Task goal
Copy out these lines with every "y-tick-label" changed to "y-axis-tick", keeping everything else as it is. Leave the pictures out.

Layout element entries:
···
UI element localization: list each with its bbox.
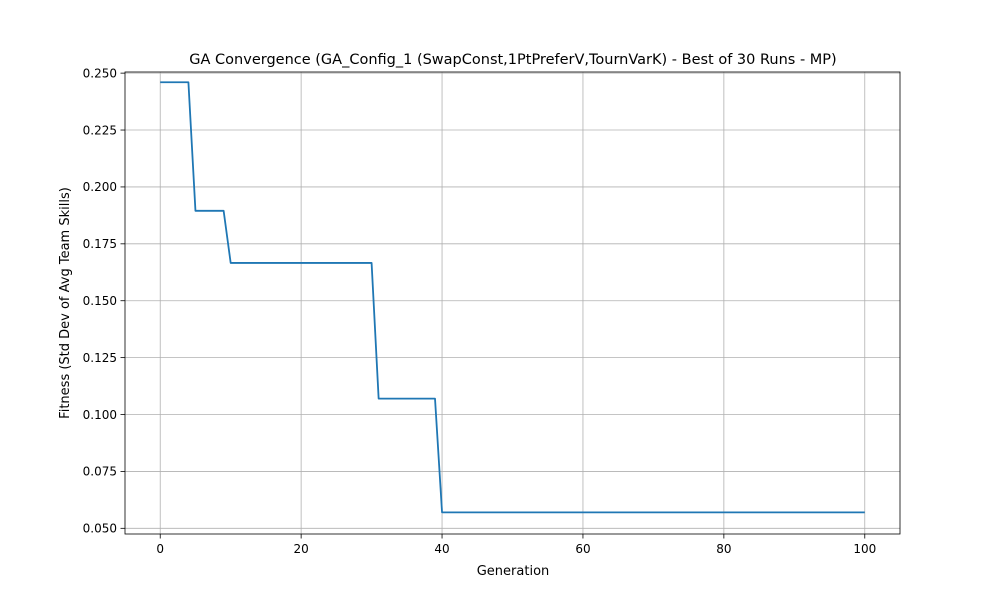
y-tick-label: 0.200 (83, 180, 117, 194)
y-tick-label: 0.225 (83, 123, 117, 137)
y-tick-label: 0.125 (83, 351, 117, 365)
y-axis-ticks: 0.050 0.075 0.100 0.125 0.150 0.175 0.200 0.225… (83, 66, 125, 536)
y-tick-label: 0.150 (83, 294, 117, 308)
series-line-0 (160, 81, 865, 514)
chart-title: GA Convergence (GA_Config_1 (SwapConst,1… (189, 52, 836, 68)
x-tick-label: 60 (575, 542, 590, 556)
y-tick-label: 0.175 (83, 237, 117, 251)
y-tick-label: 0.075 (83, 465, 117, 479)
y-tick-label: 0.050 (83, 522, 117, 536)
x-axis-label: Generation (477, 564, 550, 579)
y-tick-label: 0.250 (83, 66, 117, 80)
x-axis-ticks: 0 20 40 60 80 100 (156, 534, 876, 556)
grid-lines (125, 72, 900, 534)
plot-frame (124, 71, 901, 535)
x-tick-label: 100 (853, 542, 876, 556)
y-tick-label: 0.100 (83, 408, 117, 422)
x-tick-label: 80 (716, 542, 731, 556)
y-axis-label: Fitness (Std Dev of Avg Team Skills) (58, 187, 73, 419)
x-tick-label: 0 (156, 542, 164, 556)
x-tick-label: 20 (293, 542, 308, 556)
x-tick-label: 40 (434, 542, 449, 556)
series-layer (160, 81, 865, 514)
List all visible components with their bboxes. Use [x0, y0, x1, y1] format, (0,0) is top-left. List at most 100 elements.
···
Task response
UI element localization: list each with its bbox.
y-axis-tick: 0.200 (83, 180, 117, 194)
y-axis-tick: 0.225 (83, 123, 117, 137)
y-axis-tick: 0.125 (83, 351, 117, 365)
y-axis-ticks: 0.050 0.075 0.100 0.125 0.150 0.175 0.200 0.225… (83, 66, 125, 536)
y-axis-tick: 0.150 (83, 294, 117, 308)
series-line-0 (160, 81, 865, 514)
chart-title: GA Convergence (GA_Config_1 (SwapConst,1… (189, 52, 836, 68)
x-tick-label: 60 (575, 542, 590, 556)
y-axis-tick: 0.175 (83, 237, 117, 251)
y-axis-tick: 0.075 (83, 465, 117, 479)
y-axis-tick: 0.050 (83, 522, 117, 536)
x-axis-label: Generation (477, 564, 550, 579)
y-axis-tick: 0.250 (83, 66, 117, 80)
x-axis-ticks: 0 20 40 60 80 100 (156, 534, 876, 556)
grid-lines (125, 72, 900, 534)
plot-frame (124, 71, 901, 535)
x-tick-label: 100 (853, 542, 876, 556)
y-axis-tick: 0.100 (83, 408, 117, 422)
x-tick-label: 80 (716, 542, 731, 556)
y-axis-label: Fitness (Std Dev of Avg Team Skills) (58, 187, 73, 419)
x-tick-label: 0 (156, 542, 164, 556)
x-tick-label: 20 (293, 542, 308, 556)
x-tick-label: 40 (434, 542, 449, 556)
series-layer (160, 81, 865, 514)
List all visible components with their bboxes. Use [x0, y0, x1, y1] format, (0,0) is top-left. List at most 100 elements.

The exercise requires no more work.